-- Start RECORDED INFORMATION --

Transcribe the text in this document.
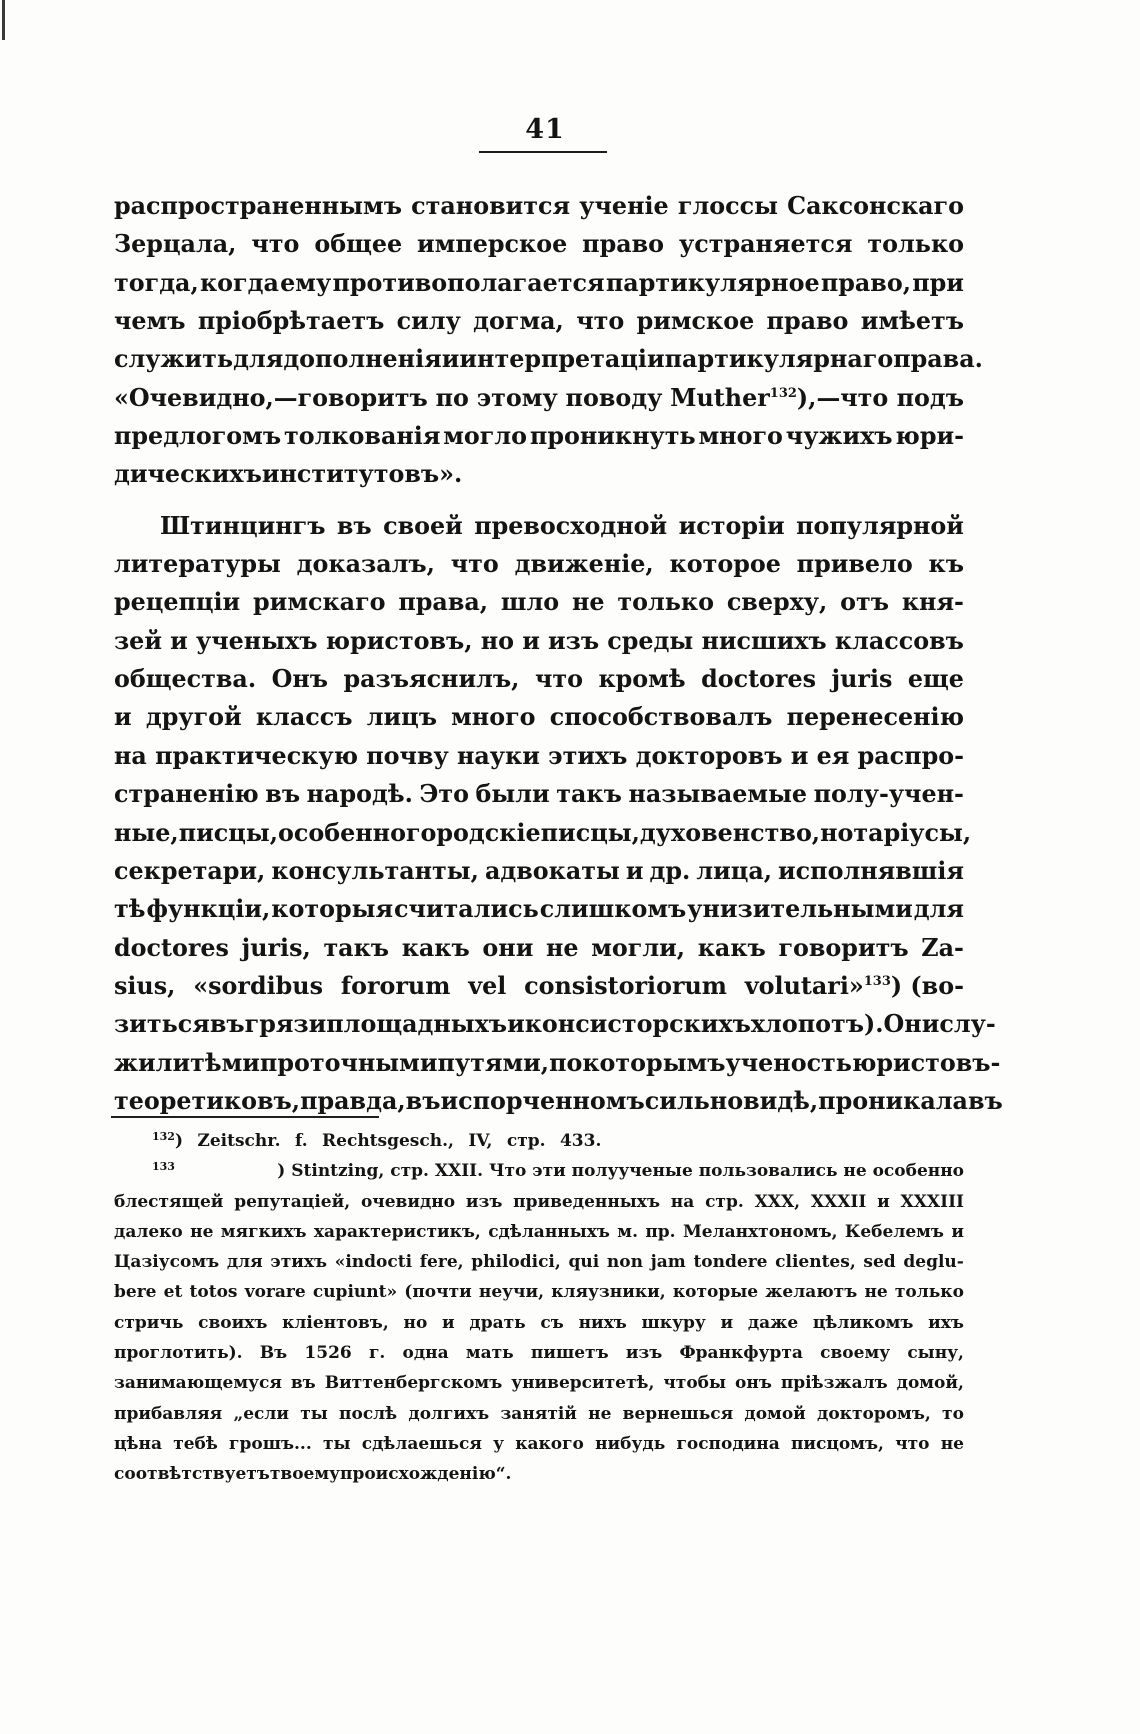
41
распространеннымъ становится ученіе глоссы Саксонскаго
Зерцала, что общее имперское право устраняется только
тогда, когда ему противополагается партикулярное право, при
чемъ пріобрѣтаетъ силу догма, что римское право имѣетъ
служить для дополненія и интерпретаціи партикулярнаго права.
«Очевидно,—говоритъ по этому поводу Muther$^{132}$),—что подъ
предлогомъ толкованія могло проникнуть много чужихъ юри-
дическихъ институтовъ».
Штинцингъ въ своей превосходной исторіи популярной
литературы доказалъ, что движеніе, которое привело къ
рецепціи римскаго права, шло не только сверху, отъ кня-
зей и ученыхъ юристовъ, но и изъ среды нисшихъ классовъ
общества. Онъ разъяснилъ, что кромѣ doctores juris еще
и другой классъ лицъ много способствовалъ перенесенію
на практическую почву науки этихъ докторовъ и ея распро-
страненію въ народѣ. Это были такъ называемые полу-учен-
ные, писцы, особенно городскіе писцы, духовенство, нотаріусы,
секретари, консультанты, адвокаты и др. лица, исполнявшія
тѣ функціи, которыя считались слишкомъ унизительными для
doctores juris, такъ какъ они не могли, какъ говоритъ Za-
sius, «sordibus fororum vel consistoriorum volutari»$^{133}$) (во-
зиться въ грязи площадныхъ и консисторскихъ хлопотъ). Они слу-
жили тѣми проточными путями, по которымъ ученость юристовъ-
теоретиковъ, правда, въ испорченномъ сильно видѣ, проникала въ
$^{132}$ ) Zeitschr. f. Rechtsgesch., IV, стр. 433.
$^{133}$	) Stintzing, стр. XXII. Что эти полуученые пользовались не особенно
блестящей репутаціей, очевидно изъ приведенныхъ на стр. XXX, XXXII и XXXIII
далеко не мягкихъ характеристикъ, сдѣланныхъ м. пр. Меланхтономъ, Кебелемъ и
Цазіусомъ для этихъ «indocti fere, philodici, qui non jam tondere clientes, sed deglu-
bere et totos vorare cupiunt» (почти неучи, кляузники, которые желаютъ не только
стричь своихъ кліентовъ, но и драть съ нихъ шкуру и даже цѣликомъ ихъ
проглотить). Въ 1526 г. одна мать пишетъ изъ Франкфурта своему сыну,
занимающемуся въ Виттенбергскомъ университетѣ, чтобы онъ пріѣзжалъ домой,
прибавляя „если ты послѣ долгихъ занятій не вернешься домой докторомъ, то
цѣна тебѣ грошъ... ты сдѣлаешься у какого нибудь господина писцомъ, что не
соотвѣтствуетъ твоему происхожденію“.
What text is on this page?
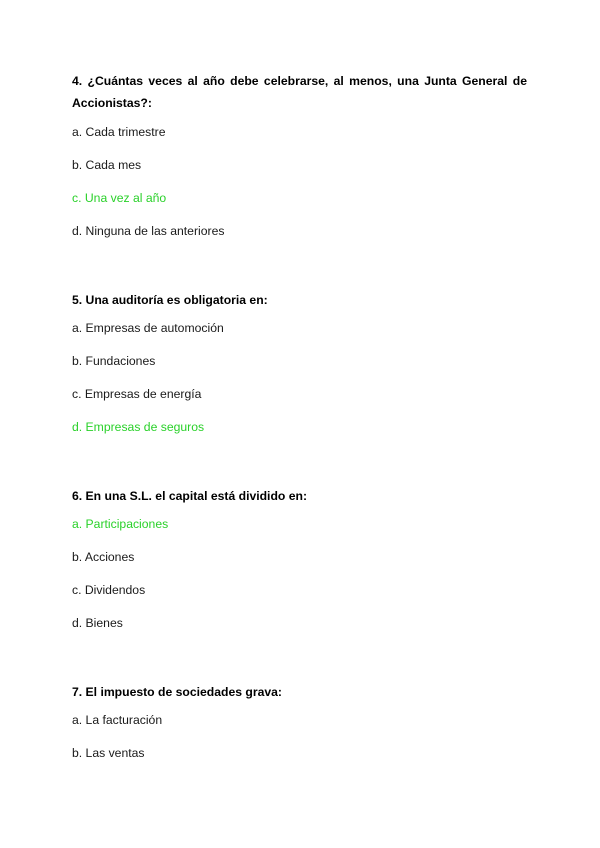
4. ¿Cuántas veces al año debe celebrarse, al menos, una Junta General de Accionistas?:

a. Cada trimestre

b. Cada mes

c. Una vez al año

d. Ninguna de las anteriores

5. Una auditoría es obligatoria en:

a. Empresas de automoción

b. Fundaciones

c. Empresas de energía

d. Empresas de seguros

6. En una S.L. el capital está dividido en:

a. Participaciones

b. Acciones

c. Dividendos

d. Bienes

7. El impuesto de sociedades grava:

a. La facturación

b. Las ventas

-- End RECORDED INFORMATION --

WORK INSTRUCTIONS: Reproduce the material above verbatim; omit every picture.

RESPONSE TO THE EXERCISE:
Transcribe the text in this document.
41
распространеннымъ становится ученіе глоссы Саксонскаго
Зерцала, что общее имперское право устраняется только
тогда, когда ему противополагается партикулярное право, при
чемъ пріобрѣтаетъ силу догма, что римское право имѣетъ
служить для дополненія и интерпретаціи партикулярнаго права.
«Очевидно,—говоритъ по этому поводу Muther$^{132}$),—что подъ
предлогомъ толкованія могло проникнуть много чужихъ юри-
дическихъ институтовъ».
Штинцингъ въ своей превосходной исторіи популярной
литературы доказалъ, что движеніе, которое привело къ
рецепціи римскаго права, шло не только сверху, отъ кня-
зей и ученыхъ юристовъ, но и изъ среды нисшихъ классовъ
общества. Онъ разъяснилъ, что кромѣ doctores juris еще
и другой классъ лицъ много способствовалъ перенесенію
на практическую почву науки этихъ докторовъ и ея распро-
страненію въ народѣ. Это были такъ называемые полу-учен-
ные, писцы, особенно городскіе писцы, духовенство, нотаріусы,
секретари, консультанты, адвокаты и др. лица, исполнявшія
тѣ функціи, которыя считались слишкомъ унизительными для
doctores juris, такъ какъ они не могли, какъ говоритъ Za-
sius, «sordibus fororum vel consistoriorum volutari»$^{133}$) (во-
зиться въ грязи площадныхъ и консисторскихъ хлопотъ). Они слу-
жили тѣми проточными путями, по которымъ ученость юристовъ-
теоретиковъ, правда, въ испорченномъ сильно видѣ, проникала въ
$^{132}$ ) Zeitschr. f. Rechtsgesch., IV, стр. 433.
$^{133}$	) Stintzing, стр. XXII. Что эти полуученые пользовались не особенно
блестящей репутаціей, очевидно изъ приведенныхъ на стр. XXX, XXXII и XXXIII
далеко не мягкихъ характеристикъ, сдѣланныхъ м. пр. Меланхтономъ, Кебелемъ и
Цазіусомъ для этихъ «indocti fere, philodici, qui non jam tondere clientes, sed deglu-
bere et totos vorare cupiunt» (почти неучи, кляузники, которые желаютъ не только
стричь своихъ кліентовъ, но и драть съ нихъ шкуру и даже цѣликомъ ихъ
проглотить). Въ 1526 г. одна мать пишетъ изъ Франкфурта своему сыну,
занимающемуся въ Виттенбергскомъ университетѣ, чтобы онъ пріѣзжалъ домой,
прибавляя „если ты послѣ долгихъ занятій не вернешься домой докторомъ, то
цѣна тебѣ грошъ... ты сдѣлаешься у какого нибудь господина писцомъ, что не
соотвѣтствуетъ твоему происхожденію“.
What text is on this page?
4. ¿Cuántas veces al año debe celebrarse, al menos, una Junta General de Accionistas?:

a. Cada trimestre

b. Cada mes

c. Una vez al año

d. Ninguna de las anteriores

5. Una auditoría es obligatoria en:

a. Empresas de automoción

b. Fundaciones

c. Empresas de energía

d. Empresas de seguros

6. En una S.L. el capital está dividido en:

a. Participaciones

b. Acciones

c. Dividendos

d. Bienes

7. El impuesto de sociedades grava:

a. La facturación

b. Las ventas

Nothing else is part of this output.